-- Dataset excerpts start --

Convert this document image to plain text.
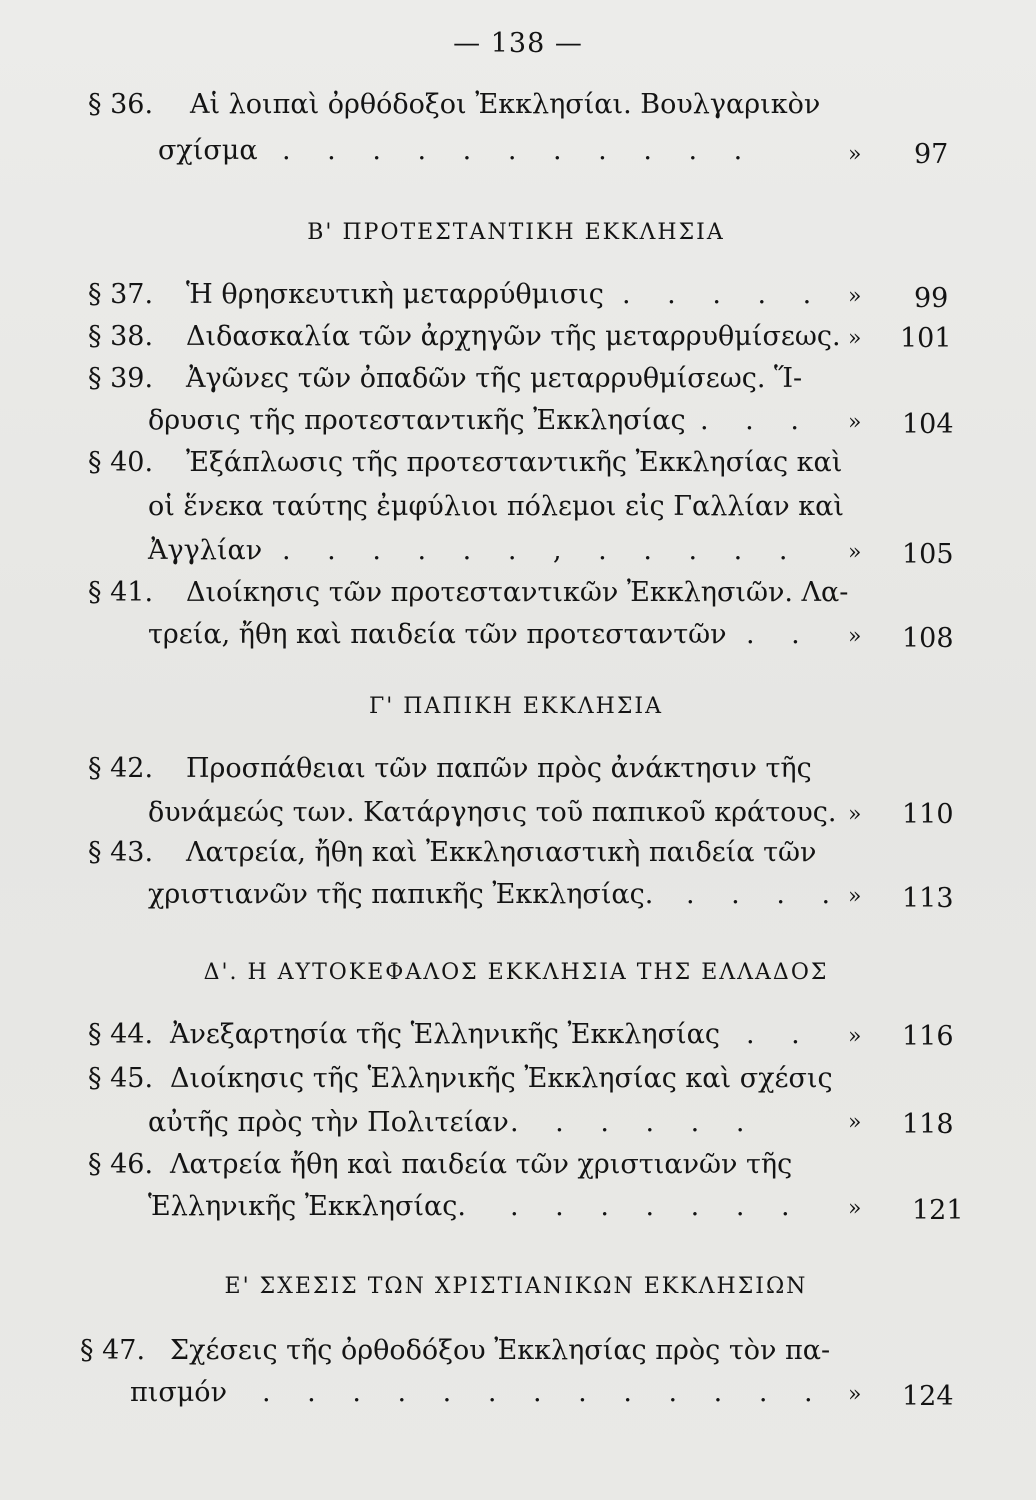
— 138 —
§ 36. Αἱ λοιπαὶ ὀρθόδοξοι Ἐκκλησίαι. Βουλγαρικὸν
σχίσμα . . . . . . . . . . .	» 97
Β' ΠΡΟΤΕΣΤΑΝΤΙΚΗ ΕΚΚΛΗΣΙΑ
§ 37. Ἡ θρησκευτικὴ μεταρρύθμισις . . . . . » 99
§ 38. Διδασκαλία τῶν ἀρχηγῶν τῆς μεταρρυθμίσεως. » 101
§ 39. Ἀγῶνες τῶν ὀπαδῶν τῆς μεταρρυθμίσεως. Ἵ-
δρυσις τῆς προτεσταντικῆς Ἐκκλησίας . . . » 104
§ 40. Ἐξάπλωσις τῆς προτεσταντικῆς Ἐκκλησίας καὶ
οἱ ἕνεκα ταύτης ἐμφύλιοι πόλεμοι εἰς Γαλλίαν καὶ
Ἀγγλίαν . . . . . . , . . . . . » 105
§ 41. Διοίκησις τῶν προτεσταντικῶν Ἐκκλησιῶν. Λα-
τρεία, ἤθη καὶ παιδεία τῶν προτεσταντῶν . . » 108
Γ' ΠΑΠΙΚΗ ΕΚΚΛΗΣΙΑ
§ 42. Προσπάθειαι τῶν παπῶν πρὸς ἀνάκτησιν τῆς
δυνάμεώς των. Κατάργησις τοῦ παπικοῦ κράτους. » 110
§ 43. Λατρεία, ἤθη καὶ Ἐκκλησιαστικὴ παιδεία τῶν
χριστιανῶν τῆς παπικῆς Ἐκκλησίας. . . . . » 113
Δ'. Η ΑΥΤΟΚΕΦΑΛΟΣ ΕΚΚΛΗΣΙΑ ΤΗΣ ΕΛΛΑΔΟΣ
§ 44. Ἀνεξαρτησία τῆς Ἑλληνικῆς Ἐκκλησίας . . » 116
§ 45. Διοίκησις τῆς Ἑλληνικῆς Ἐκκλησίας καὶ σχέσις
αὐτῆς πρὸς τὴν Πολιτείαν . . . . . .	» 118
§ 46. Λατρεία ἤθη καὶ παιδεία τῶν χριστιανῶν τῆς
Ἑλληνικῆς Ἐκκλησίας. . . . . . . . » 121
Ε' ΣΧΕΣΙΣ ΤΩΝ ΧΡΙΣΤΙΑΝΙΚΩΝ ΕΚΚΛΗΣΙΩΝ
§ 47. Σχέσεις τῆς ὀρθοδόξου Ἐκκλησίας πρὸς τὸν πα-
πισμόν . . . . . . . . . . . . . » 124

-- Dataset excerpts end --

■ **The problem**
Copy out every line that includes the word "πρὸς".

■ **Solution to the problem**
§ 42. Προσπάθειαι τῶν παπῶν πρὸς ἀνάκτησιν τῆς
αὐτῆς πρὸς τὴν Πολιτείαν . . . . . .	» 118
§ 47. Σχέσεις τῆς ὀρθοδόξου Ἐκκλησίας πρὸς τὸν πα-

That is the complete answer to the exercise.